• **DIRECTIONS**
Can you reproduce every line of the entries below exactly, without changing anything?

• **TASK MATERIAL**
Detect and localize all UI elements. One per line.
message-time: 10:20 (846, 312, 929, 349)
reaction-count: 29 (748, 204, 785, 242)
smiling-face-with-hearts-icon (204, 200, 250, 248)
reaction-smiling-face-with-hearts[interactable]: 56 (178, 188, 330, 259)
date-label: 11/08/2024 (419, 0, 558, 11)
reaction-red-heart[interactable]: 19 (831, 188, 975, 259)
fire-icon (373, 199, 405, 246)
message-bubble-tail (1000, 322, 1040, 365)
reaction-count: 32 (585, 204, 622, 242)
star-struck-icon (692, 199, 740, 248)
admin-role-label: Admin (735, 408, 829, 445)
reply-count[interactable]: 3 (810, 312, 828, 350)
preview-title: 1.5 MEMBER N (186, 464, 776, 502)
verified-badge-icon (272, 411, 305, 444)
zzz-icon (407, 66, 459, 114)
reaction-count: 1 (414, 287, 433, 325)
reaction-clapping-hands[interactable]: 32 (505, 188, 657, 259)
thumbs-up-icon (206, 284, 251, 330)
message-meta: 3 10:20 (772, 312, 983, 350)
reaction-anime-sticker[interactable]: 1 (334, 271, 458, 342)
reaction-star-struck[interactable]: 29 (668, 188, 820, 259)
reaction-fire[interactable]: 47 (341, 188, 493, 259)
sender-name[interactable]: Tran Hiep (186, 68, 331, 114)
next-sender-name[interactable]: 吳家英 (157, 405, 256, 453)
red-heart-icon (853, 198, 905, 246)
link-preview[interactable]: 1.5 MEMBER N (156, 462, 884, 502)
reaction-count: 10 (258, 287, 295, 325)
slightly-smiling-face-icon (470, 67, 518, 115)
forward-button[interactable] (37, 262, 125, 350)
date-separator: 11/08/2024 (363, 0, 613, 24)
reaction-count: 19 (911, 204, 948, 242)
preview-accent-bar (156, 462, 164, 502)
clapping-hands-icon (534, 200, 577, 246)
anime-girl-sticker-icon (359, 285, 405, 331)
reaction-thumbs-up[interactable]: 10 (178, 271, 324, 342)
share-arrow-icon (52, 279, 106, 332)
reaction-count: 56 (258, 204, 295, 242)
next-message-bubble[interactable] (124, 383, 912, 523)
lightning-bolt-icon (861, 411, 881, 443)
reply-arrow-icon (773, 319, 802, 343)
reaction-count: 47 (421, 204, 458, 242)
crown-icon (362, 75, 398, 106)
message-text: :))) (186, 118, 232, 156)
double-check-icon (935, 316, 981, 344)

• **EXPECTED ANSWER**
Detect and localize all UI elements. One per line.
message-time: 10:20 (846, 312, 929, 349)
reaction-count: 29 (748, 204, 785, 242)
smiling-face-with-hearts-icon (204, 200, 250, 248)
reaction-smiling-face-with-hearts[interactable]: 56 (178, 188, 330, 259)
date-label: 11/08/2024 (419, 0, 558, 11)
reaction-red-heart[interactable]: 19 (831, 188, 975, 259)
fire-icon (373, 199, 405, 246)
message-bubble-tail (1000, 322, 1040, 365)
reaction-count: 32 (585, 204, 622, 242)
star-struck-icon (692, 199, 740, 248)
admin-role-label: Admin (735, 408, 829, 445)
reply-count[interactable]: 3 (810, 312, 828, 350)
preview-title: 1.5 MEMBER N (186, 464, 776, 502)
verified-badge-icon (272, 411, 305, 444)
zzz-icon (407, 66, 459, 114)
reaction-count: 1 (414, 287, 433, 325)
reaction-clapping-hands[interactable]: 32 (505, 188, 657, 259)
thumbs-up-icon (206, 284, 251, 330)
message-meta: 3 10:20 (772, 312, 983, 350)
reaction-anime-sticker[interactable]: 1 (334, 271, 458, 342)
reaction-star-struck[interactable]: 29 (668, 188, 820, 259)
reaction-fire[interactable]: 47 (341, 188, 493, 259)
sender-name[interactable]: Tran Hiep (186, 68, 331, 114)
next-sender-name[interactable]: 吳家英 (157, 405, 256, 453)
red-heart-icon (853, 198, 905, 246)
link-preview[interactable]: 1.5 MEMBER N (156, 462, 884, 502)
reaction-count: 10 (258, 287, 295, 325)
slightly-smiling-face-icon (470, 67, 518, 115)
forward-button[interactable] (37, 262, 125, 350)
date-separator: 11/08/2024 (363, 0, 613, 24)
reaction-count: 19 (911, 204, 948, 242)
preview-accent-bar (156, 462, 164, 502)
clapping-hands-icon (534, 200, 577, 246)
anime-girl-sticker-icon (359, 285, 405, 331)
reaction-thumbs-up[interactable]: 10 (178, 271, 324, 342)
share-arrow-icon (52, 279, 106, 332)
reaction-count: 56 (258, 204, 295, 242)
next-message-bubble[interactable] (124, 383, 912, 523)
lightning-bolt-icon (861, 411, 881, 443)
reply-arrow-icon (773, 319, 802, 343)
reaction-count: 47 (421, 204, 458, 242)
crown-icon (362, 75, 398, 106)
message-text: :))) (186, 118, 232, 156)
double-check-icon (935, 316, 981, 344)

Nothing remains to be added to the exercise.